→ EXERCISE TASK
Some lines in the records below may hold the word "sondern"; give the number of those lines and nothing else.

★ ★ ★

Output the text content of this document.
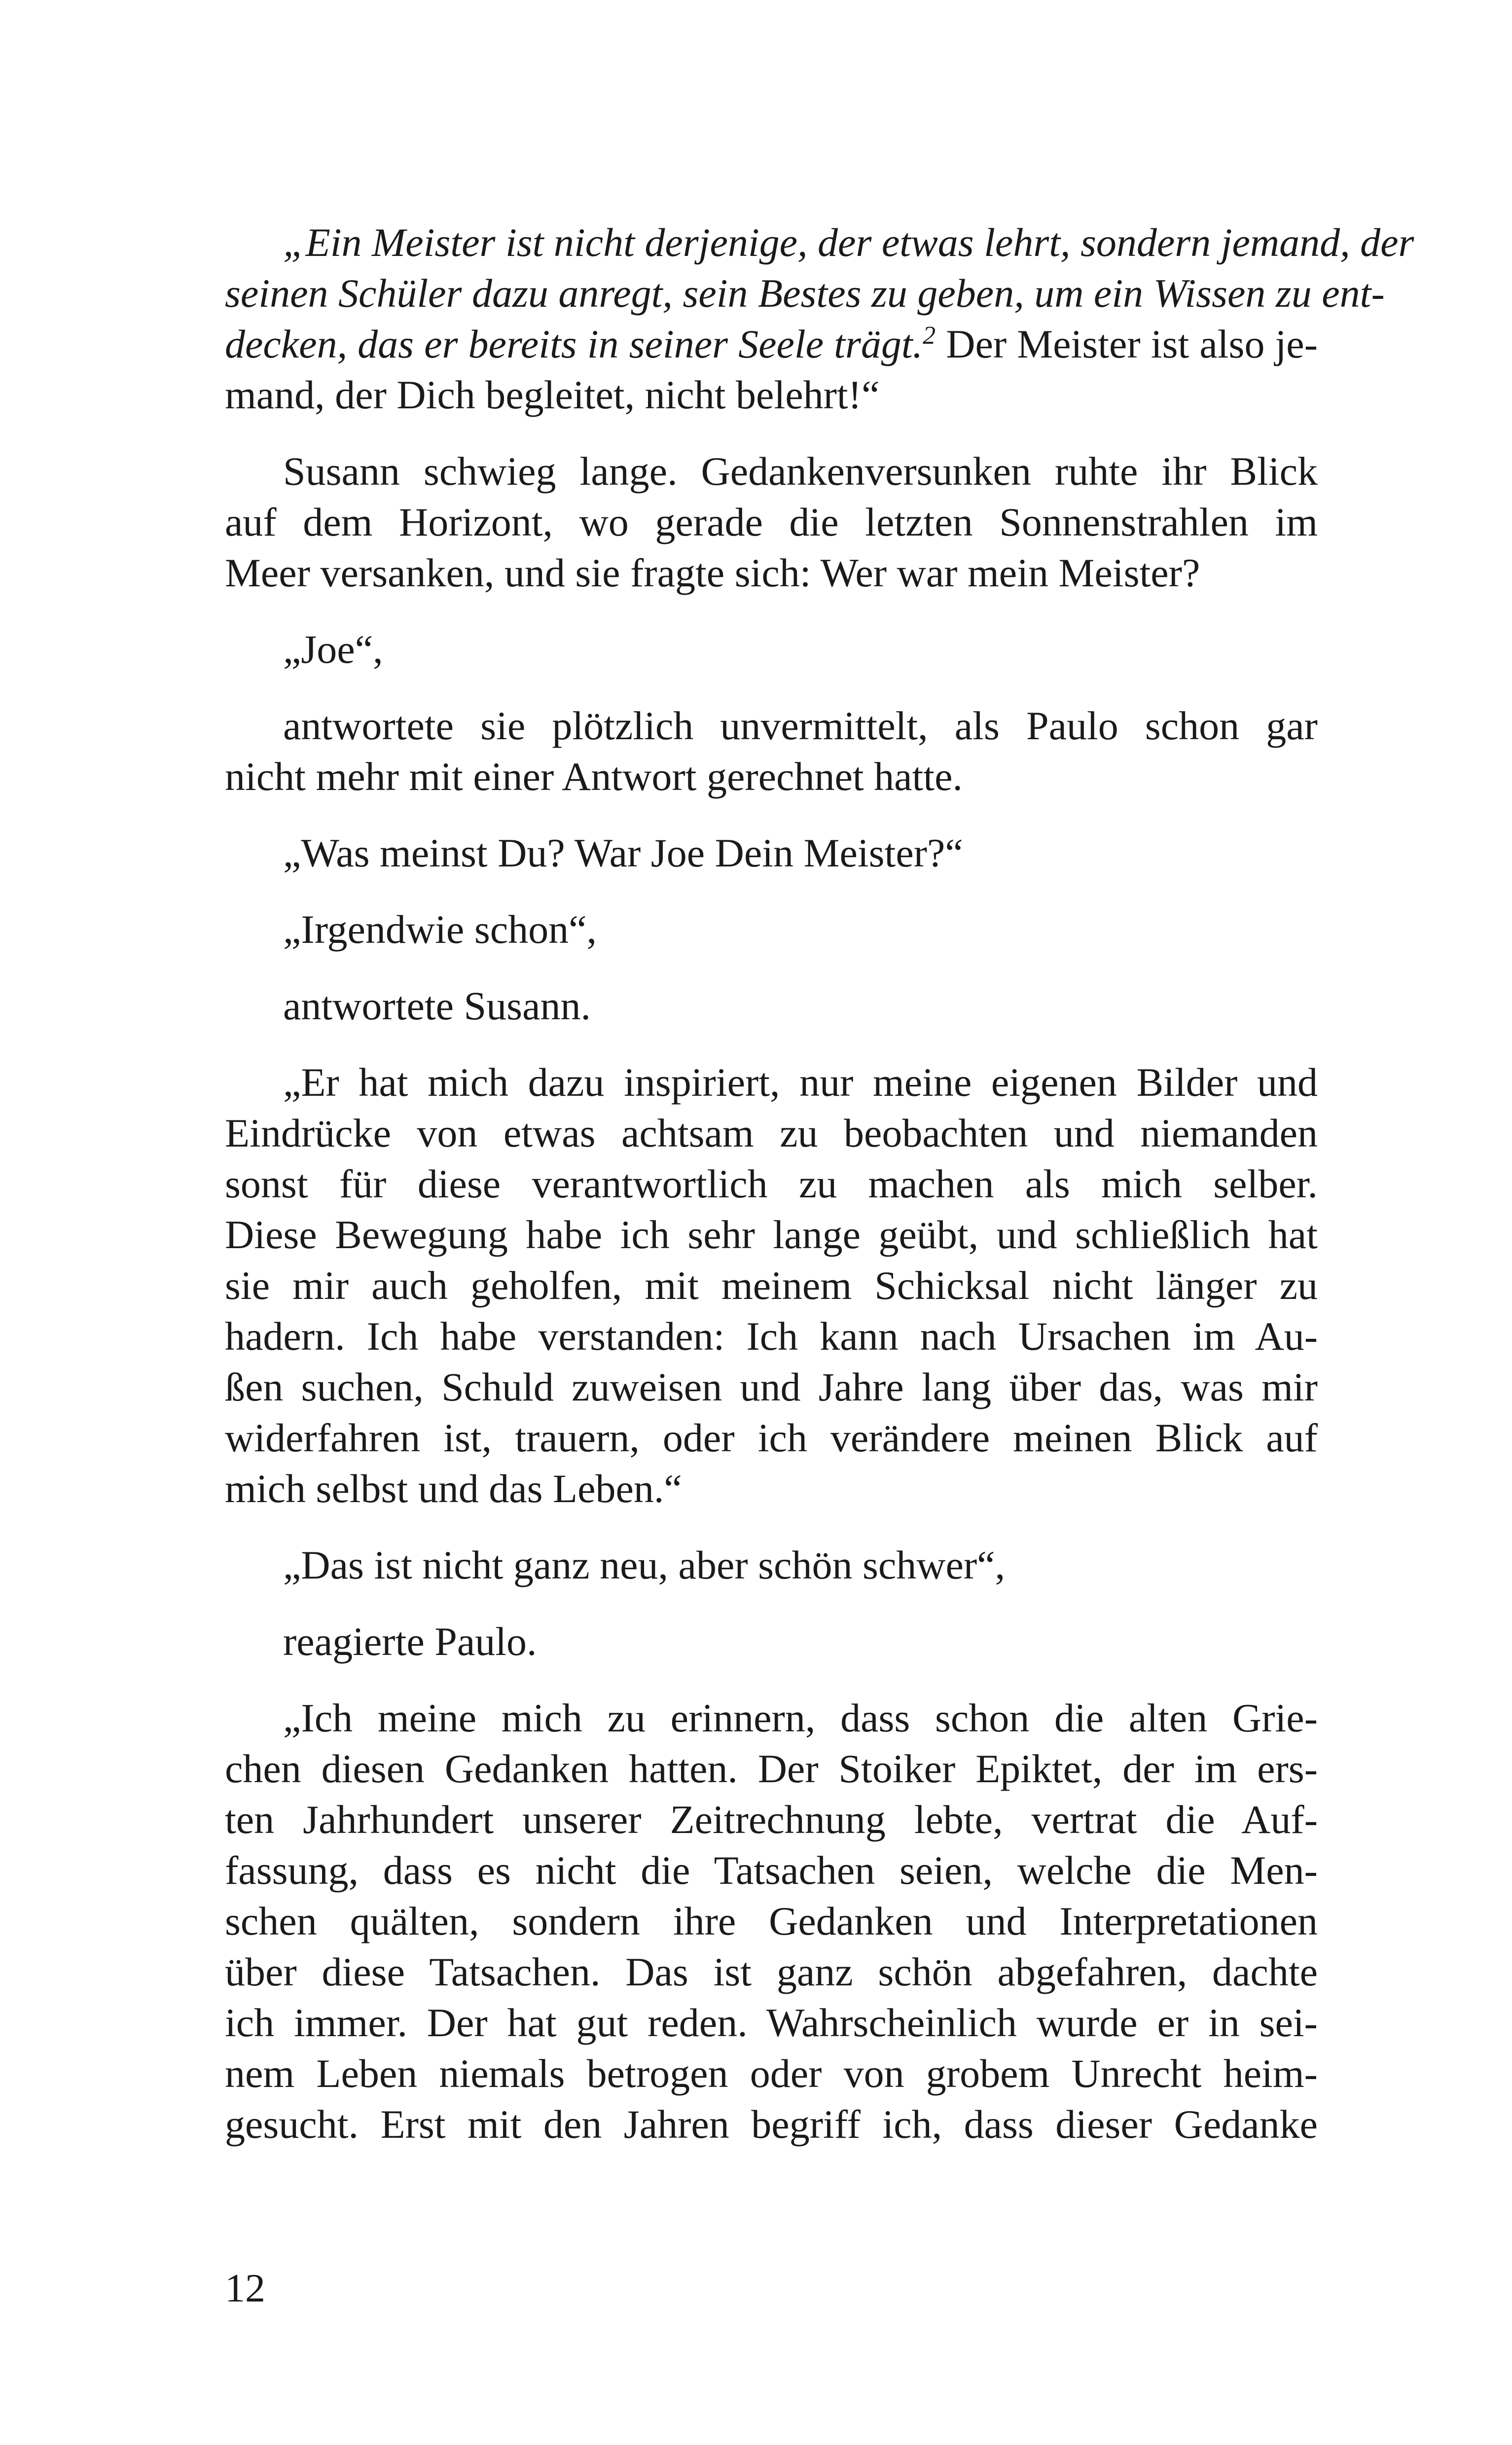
„Ein Meister ist nicht derjenige, der etwas lehrt, sondern jemand, der
seinen Schüler dazu anregt, sein Bestes zu geben, um ein Wissen zu ent-
decken, das er bereits in seiner Seele trägt.$^2$ Der Meister ist also je-
mand, der Dich begleitet, nicht belehrt!“
Susann schwieg lange. Gedankenversunken ruhte ihr Blick
auf dem Horizont, wo gerade die letzten Sonnenstrahlen im
Meer versanken, und sie fragte sich: Wer war mein Meister?
„Joe“,
antwortete sie plötzlich unvermittelt, als Paulo schon gar
nicht mehr mit einer Antwort gerechnet hatte.
„Was meinst Du? War Joe Dein Meister?“
„Irgendwie schon“,
antwortete Susann.
„Er hat mich dazu inspiriert, nur meine eigenen Bilder und
Eindrücke von etwas achtsam zu beobachten und niemanden
sonst für diese verantwortlich zu machen als mich selber.
Diese Bewegung habe ich sehr lange geübt, und schließlich hat
sie mir auch geholfen, mit meinem Schicksal nicht länger zu
hadern. Ich habe verstanden: Ich kann nach Ursachen im Au-
ßen suchen, Schuld zuweisen und Jahre lang über das, was mir
widerfahren ist, trauern, oder ich verändere meinen Blick auf
mich selbst und das Leben.“
„Das ist nicht ganz neu, aber schön schwer“,
reagierte Paulo.
„Ich meine mich zu erinnern, dass schon die alten Grie-
chen diesen Gedanken hatten. Der Stoiker Epiktet, der im ers-
ten Jahrhundert unserer Zeitrechnung lebte, vertrat die Auf-
fassung, dass es nicht die Tatsachen seien, welche die Men-
schen quälten, sondern ihre Gedanken und Interpretationen
über diese Tatsachen. Das ist ganz schön abgefahren, dachte
ich immer. Der hat gut reden. Wahrscheinlich wurde er in sei-
nem Leben niemals betrogen oder von grobem Unrecht heim-
gesucht. Erst mit den Jahren begriff ich, dass dieser Gedanke
12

★ ★ ★

→ WRITTEN REPLY
2